-- Required work --
What is the number of lines containing the word "διεύθυνσιν"? Give that number alone.

-- The records --
## BEGIN

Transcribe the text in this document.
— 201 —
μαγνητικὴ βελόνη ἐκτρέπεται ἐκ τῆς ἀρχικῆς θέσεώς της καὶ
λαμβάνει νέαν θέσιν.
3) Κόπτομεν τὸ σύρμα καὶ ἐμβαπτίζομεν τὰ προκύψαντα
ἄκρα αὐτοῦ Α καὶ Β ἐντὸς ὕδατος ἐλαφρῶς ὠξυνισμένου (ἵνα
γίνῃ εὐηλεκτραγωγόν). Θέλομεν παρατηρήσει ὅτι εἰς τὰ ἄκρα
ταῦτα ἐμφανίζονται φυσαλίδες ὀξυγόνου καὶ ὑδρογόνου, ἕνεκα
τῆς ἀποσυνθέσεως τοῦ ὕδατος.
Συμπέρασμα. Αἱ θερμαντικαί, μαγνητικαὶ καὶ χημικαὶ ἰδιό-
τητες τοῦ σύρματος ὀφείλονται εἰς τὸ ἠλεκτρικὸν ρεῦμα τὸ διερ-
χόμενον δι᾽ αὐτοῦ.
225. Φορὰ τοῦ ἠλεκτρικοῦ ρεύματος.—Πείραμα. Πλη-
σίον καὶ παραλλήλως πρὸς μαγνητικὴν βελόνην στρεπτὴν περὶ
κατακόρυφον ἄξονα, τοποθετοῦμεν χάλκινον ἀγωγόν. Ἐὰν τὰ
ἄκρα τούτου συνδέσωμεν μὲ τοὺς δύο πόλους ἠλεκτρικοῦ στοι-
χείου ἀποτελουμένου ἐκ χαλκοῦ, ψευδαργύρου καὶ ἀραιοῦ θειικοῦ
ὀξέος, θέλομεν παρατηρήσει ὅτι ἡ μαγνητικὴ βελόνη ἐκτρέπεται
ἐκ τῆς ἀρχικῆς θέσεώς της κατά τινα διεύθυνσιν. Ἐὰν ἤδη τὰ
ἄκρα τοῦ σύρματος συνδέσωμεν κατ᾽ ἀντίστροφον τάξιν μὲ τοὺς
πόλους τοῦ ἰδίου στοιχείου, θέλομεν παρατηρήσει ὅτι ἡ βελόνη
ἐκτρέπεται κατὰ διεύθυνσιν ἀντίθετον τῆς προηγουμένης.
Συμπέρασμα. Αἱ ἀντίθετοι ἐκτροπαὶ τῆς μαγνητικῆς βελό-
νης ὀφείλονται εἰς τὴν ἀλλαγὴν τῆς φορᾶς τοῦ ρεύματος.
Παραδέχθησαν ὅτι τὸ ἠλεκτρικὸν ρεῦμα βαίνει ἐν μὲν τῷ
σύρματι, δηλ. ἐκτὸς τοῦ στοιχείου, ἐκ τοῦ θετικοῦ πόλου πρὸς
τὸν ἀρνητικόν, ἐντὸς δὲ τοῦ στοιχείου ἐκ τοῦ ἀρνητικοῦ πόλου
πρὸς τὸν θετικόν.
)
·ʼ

## END

-- Problem solution --
2